▶ **Exercise description**: Count how many lines below include the string "image", and give that number without anything else.

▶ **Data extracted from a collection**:
**********
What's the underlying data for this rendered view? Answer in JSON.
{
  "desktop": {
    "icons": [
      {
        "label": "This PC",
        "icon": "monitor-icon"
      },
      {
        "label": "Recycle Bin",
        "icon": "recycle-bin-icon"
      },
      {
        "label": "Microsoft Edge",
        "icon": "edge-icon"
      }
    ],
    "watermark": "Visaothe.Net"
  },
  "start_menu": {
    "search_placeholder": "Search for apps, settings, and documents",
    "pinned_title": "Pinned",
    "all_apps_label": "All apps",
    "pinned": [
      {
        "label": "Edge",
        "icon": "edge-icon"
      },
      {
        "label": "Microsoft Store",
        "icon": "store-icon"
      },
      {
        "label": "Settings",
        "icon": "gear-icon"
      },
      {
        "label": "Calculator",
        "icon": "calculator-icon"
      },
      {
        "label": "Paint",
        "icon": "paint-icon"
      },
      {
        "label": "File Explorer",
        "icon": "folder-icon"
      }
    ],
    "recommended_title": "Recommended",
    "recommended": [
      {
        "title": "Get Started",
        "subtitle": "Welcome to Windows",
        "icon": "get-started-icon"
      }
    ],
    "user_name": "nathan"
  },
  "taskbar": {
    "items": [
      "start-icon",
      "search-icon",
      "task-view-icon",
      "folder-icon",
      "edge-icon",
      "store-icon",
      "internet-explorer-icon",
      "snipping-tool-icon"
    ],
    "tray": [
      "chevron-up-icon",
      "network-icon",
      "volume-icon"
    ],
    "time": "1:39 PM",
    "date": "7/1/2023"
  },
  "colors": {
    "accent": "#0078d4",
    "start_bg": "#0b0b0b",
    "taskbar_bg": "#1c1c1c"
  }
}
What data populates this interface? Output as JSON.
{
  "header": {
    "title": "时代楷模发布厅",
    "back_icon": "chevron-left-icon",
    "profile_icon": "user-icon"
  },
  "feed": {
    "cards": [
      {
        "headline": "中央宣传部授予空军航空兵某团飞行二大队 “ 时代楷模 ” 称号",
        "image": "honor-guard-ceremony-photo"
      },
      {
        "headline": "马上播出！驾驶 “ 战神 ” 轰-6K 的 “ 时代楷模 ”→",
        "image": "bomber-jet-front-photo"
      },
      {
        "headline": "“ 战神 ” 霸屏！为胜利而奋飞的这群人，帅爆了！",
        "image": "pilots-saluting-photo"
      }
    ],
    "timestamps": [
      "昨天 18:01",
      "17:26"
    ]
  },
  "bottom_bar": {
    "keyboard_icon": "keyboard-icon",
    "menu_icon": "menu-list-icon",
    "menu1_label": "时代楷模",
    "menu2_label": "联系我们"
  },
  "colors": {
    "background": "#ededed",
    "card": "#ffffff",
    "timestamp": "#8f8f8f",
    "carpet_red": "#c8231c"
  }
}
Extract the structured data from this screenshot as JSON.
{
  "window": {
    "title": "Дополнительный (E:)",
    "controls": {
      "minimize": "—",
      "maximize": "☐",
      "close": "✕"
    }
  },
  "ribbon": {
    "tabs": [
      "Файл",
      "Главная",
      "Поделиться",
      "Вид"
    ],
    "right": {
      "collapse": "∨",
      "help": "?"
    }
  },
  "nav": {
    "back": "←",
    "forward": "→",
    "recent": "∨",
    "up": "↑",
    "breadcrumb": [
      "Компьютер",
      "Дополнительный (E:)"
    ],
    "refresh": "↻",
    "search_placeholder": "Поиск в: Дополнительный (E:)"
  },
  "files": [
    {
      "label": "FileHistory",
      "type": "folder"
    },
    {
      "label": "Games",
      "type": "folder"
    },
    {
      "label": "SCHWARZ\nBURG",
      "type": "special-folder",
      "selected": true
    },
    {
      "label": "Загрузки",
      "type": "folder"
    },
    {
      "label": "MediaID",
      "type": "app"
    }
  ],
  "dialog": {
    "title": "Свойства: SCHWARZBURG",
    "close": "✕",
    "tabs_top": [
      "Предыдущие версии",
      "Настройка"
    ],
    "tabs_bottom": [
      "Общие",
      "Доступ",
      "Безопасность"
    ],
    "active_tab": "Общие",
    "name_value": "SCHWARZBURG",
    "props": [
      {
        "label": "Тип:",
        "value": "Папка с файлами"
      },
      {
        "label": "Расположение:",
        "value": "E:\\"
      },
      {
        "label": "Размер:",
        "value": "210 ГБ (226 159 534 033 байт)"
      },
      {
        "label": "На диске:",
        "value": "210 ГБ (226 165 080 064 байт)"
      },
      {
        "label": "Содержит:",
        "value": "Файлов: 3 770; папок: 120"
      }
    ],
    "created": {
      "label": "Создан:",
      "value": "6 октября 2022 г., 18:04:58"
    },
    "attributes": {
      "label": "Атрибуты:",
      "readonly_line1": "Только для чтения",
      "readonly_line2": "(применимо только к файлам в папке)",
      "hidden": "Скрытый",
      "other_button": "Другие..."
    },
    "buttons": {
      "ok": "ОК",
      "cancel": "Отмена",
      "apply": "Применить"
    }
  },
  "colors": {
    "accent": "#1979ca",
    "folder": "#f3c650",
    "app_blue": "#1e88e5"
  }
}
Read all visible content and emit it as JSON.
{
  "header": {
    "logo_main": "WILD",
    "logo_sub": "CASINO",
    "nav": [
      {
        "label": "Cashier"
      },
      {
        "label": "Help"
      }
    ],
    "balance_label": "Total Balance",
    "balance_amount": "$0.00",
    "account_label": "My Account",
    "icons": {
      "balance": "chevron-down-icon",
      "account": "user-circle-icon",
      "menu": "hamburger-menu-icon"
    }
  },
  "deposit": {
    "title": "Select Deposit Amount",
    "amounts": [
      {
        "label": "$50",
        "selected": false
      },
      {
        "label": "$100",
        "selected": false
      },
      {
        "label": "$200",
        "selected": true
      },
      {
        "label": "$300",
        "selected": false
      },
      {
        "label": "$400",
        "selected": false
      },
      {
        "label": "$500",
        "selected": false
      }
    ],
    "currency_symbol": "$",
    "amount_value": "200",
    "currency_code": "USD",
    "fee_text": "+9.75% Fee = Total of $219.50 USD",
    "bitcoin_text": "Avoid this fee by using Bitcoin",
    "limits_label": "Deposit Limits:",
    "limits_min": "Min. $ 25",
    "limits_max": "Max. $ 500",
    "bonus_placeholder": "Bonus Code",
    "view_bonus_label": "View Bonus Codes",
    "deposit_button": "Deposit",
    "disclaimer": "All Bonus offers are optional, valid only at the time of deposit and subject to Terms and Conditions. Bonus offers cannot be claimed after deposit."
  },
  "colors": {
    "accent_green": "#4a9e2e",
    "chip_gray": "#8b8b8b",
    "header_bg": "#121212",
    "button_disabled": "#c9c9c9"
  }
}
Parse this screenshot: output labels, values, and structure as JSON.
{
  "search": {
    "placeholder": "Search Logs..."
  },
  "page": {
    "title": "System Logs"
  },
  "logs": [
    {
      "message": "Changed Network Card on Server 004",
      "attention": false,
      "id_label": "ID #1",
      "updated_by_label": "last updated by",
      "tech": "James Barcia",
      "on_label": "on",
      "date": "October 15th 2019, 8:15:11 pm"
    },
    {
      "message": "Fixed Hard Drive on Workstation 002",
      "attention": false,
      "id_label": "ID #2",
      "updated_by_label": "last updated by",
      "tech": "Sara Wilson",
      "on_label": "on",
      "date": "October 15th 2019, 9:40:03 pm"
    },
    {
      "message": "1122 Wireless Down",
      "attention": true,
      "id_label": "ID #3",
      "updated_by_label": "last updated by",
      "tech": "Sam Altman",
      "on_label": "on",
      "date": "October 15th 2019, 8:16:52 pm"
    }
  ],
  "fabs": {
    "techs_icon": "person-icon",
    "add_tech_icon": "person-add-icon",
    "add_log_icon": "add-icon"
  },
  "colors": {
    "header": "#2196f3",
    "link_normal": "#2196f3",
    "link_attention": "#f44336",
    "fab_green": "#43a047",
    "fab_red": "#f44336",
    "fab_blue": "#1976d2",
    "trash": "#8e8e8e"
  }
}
**********
▶ **Exercise output**: 3